## [DATA TO PROCESS]
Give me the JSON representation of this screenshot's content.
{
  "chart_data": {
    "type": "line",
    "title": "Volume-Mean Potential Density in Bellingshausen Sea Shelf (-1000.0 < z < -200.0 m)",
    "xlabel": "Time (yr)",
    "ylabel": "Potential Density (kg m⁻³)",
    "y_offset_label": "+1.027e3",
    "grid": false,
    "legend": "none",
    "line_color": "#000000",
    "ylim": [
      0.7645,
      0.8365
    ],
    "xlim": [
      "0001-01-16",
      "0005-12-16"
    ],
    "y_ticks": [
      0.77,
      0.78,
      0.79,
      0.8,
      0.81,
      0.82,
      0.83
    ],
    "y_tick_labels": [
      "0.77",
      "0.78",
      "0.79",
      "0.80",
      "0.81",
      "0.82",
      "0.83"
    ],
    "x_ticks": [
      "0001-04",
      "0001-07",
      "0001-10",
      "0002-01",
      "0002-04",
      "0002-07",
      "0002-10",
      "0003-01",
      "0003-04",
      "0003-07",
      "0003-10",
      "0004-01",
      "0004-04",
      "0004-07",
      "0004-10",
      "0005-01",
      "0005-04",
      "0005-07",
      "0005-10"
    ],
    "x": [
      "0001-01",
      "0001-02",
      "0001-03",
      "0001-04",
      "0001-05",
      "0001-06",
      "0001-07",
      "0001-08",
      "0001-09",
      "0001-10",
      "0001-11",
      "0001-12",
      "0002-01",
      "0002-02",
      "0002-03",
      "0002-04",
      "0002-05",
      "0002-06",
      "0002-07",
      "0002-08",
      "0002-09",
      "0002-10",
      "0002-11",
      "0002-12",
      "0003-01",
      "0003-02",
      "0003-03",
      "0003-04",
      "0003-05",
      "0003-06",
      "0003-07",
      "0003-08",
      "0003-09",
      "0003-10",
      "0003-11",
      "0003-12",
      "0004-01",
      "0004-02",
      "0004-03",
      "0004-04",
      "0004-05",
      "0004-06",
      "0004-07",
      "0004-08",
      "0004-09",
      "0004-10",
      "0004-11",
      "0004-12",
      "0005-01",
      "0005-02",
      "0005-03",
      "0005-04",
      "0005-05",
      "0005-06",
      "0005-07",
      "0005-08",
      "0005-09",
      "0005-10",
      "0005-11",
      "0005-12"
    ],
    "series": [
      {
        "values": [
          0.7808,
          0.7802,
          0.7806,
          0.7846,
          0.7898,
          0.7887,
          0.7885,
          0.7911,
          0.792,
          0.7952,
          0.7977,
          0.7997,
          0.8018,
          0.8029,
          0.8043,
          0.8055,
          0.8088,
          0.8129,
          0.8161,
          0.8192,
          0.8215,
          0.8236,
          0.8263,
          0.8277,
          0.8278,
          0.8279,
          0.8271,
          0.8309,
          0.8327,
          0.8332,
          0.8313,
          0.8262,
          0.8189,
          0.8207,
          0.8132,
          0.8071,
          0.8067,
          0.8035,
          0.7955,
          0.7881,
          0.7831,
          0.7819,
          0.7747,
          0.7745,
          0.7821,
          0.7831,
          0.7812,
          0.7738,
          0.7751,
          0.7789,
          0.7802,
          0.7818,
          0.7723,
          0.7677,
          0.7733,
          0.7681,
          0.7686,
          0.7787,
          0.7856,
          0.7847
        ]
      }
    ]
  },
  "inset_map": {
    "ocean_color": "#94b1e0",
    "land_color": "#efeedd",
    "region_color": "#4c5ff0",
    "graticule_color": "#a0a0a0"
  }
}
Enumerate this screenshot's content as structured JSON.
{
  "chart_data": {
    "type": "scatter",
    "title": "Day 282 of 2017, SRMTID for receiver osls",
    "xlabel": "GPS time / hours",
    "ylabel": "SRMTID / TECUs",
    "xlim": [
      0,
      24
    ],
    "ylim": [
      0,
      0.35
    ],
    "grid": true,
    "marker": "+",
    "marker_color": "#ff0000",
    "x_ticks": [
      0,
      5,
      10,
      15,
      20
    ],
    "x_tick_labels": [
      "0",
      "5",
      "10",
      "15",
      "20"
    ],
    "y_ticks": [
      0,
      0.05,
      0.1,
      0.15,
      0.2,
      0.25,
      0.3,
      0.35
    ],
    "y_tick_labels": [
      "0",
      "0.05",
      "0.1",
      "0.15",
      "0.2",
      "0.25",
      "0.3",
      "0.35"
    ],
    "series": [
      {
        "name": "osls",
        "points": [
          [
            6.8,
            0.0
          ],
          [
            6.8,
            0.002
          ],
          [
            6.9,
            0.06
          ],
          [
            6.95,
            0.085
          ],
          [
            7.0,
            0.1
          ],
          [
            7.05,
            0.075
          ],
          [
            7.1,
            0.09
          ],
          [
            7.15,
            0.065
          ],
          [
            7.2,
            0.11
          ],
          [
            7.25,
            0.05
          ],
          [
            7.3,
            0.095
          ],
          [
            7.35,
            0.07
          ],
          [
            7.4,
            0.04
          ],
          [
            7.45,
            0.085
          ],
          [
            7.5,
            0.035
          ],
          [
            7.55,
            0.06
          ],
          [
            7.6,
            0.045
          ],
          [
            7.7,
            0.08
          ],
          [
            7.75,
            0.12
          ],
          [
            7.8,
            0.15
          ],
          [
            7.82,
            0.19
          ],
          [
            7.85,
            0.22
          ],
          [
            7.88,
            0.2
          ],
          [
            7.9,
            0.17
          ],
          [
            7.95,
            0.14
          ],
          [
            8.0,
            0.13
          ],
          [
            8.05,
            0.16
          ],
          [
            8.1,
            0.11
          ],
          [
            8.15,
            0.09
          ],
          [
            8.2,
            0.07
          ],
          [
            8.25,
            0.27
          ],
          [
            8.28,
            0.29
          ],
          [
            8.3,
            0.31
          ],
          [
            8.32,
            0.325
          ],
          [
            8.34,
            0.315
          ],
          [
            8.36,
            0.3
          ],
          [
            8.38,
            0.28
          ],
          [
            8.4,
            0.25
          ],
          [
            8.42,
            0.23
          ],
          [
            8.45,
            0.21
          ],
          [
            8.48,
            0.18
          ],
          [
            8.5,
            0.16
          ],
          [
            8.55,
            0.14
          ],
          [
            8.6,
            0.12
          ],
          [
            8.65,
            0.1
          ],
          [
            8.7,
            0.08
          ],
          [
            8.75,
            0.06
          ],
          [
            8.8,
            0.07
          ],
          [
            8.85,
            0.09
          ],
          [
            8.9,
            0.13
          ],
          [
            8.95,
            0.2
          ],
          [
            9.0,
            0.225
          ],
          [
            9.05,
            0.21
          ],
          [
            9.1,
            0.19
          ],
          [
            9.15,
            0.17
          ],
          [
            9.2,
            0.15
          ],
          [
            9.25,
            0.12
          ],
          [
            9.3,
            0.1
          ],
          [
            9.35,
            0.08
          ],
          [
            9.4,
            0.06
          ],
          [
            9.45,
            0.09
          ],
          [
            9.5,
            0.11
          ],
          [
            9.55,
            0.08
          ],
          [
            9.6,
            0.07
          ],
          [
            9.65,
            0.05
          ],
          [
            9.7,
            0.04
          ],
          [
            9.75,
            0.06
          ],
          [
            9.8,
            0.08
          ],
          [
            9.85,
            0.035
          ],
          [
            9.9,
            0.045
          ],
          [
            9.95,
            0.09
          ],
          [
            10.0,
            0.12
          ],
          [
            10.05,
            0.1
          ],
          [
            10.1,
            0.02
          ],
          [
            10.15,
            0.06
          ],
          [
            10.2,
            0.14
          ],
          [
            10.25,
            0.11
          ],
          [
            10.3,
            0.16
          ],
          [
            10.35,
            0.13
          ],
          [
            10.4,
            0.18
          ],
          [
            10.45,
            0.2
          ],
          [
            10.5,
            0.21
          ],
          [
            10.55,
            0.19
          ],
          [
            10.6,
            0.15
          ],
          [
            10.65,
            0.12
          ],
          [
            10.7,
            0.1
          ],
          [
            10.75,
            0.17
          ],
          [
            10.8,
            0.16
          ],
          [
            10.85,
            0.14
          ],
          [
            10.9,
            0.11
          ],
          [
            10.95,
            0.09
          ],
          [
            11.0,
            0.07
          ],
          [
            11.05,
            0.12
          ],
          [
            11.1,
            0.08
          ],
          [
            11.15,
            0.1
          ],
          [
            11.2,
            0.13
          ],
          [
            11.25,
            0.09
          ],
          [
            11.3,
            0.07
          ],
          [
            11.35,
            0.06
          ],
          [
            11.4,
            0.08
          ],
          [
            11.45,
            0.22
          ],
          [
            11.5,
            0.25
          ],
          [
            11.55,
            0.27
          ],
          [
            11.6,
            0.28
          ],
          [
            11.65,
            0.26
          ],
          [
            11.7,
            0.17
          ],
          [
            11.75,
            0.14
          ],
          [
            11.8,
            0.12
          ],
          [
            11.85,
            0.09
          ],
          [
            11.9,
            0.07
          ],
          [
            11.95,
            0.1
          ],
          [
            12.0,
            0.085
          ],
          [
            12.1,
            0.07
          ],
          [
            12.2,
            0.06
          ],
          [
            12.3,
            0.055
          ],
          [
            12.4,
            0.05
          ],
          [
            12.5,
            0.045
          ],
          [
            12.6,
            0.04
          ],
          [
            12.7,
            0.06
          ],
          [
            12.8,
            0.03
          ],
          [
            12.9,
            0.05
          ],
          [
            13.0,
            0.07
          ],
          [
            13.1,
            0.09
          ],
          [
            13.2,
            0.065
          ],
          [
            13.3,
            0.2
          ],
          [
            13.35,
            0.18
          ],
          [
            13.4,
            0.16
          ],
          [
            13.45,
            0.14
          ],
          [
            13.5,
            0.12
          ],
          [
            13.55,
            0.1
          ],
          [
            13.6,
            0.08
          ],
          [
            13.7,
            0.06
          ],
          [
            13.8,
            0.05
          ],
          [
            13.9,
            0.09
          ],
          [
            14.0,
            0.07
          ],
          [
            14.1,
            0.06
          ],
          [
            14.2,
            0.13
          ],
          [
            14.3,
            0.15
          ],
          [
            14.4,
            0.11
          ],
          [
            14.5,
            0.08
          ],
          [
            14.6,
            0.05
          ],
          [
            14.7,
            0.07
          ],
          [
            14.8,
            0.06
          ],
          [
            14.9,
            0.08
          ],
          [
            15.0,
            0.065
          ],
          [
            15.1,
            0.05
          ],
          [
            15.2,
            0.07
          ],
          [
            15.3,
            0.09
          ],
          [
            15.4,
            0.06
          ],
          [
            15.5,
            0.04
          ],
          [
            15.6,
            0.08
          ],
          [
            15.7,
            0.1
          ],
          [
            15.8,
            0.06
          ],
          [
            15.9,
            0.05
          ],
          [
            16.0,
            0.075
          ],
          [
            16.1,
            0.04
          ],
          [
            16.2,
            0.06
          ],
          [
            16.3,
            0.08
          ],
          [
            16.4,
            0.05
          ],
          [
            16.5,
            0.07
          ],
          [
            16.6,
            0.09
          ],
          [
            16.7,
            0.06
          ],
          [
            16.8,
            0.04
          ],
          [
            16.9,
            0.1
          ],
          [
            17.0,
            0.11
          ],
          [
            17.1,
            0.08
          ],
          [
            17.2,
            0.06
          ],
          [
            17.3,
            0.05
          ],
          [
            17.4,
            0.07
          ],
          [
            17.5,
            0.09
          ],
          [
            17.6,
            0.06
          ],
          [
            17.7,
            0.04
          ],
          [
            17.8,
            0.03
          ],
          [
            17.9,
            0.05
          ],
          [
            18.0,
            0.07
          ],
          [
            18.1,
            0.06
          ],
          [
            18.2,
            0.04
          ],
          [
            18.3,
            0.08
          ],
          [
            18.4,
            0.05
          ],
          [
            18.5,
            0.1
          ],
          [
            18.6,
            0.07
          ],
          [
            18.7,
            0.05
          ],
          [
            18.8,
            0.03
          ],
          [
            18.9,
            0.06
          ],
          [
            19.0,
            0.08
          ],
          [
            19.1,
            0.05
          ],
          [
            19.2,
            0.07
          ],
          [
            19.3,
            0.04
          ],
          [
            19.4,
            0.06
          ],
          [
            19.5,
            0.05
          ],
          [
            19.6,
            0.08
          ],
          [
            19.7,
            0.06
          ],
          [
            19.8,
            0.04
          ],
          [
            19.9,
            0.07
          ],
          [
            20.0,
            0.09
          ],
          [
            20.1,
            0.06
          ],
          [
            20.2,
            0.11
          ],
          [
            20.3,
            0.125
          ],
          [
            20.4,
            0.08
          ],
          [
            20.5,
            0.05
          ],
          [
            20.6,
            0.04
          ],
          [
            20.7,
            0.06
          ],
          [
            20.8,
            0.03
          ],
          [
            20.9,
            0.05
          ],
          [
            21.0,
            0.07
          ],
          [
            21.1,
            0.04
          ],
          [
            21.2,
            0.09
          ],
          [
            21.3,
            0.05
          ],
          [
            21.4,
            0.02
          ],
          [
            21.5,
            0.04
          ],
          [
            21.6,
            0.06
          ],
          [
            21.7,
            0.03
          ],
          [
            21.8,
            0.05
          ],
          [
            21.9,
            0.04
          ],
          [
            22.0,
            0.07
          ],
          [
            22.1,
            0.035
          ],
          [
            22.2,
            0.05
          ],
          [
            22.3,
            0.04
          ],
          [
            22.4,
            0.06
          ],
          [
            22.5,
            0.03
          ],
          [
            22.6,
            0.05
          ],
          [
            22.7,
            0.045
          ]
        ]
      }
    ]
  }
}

## [WHAT YOU HAVE TO DO]
Work out how many lines of the data above contain the string "this" and give the number alone.

## [THE REPLY]
2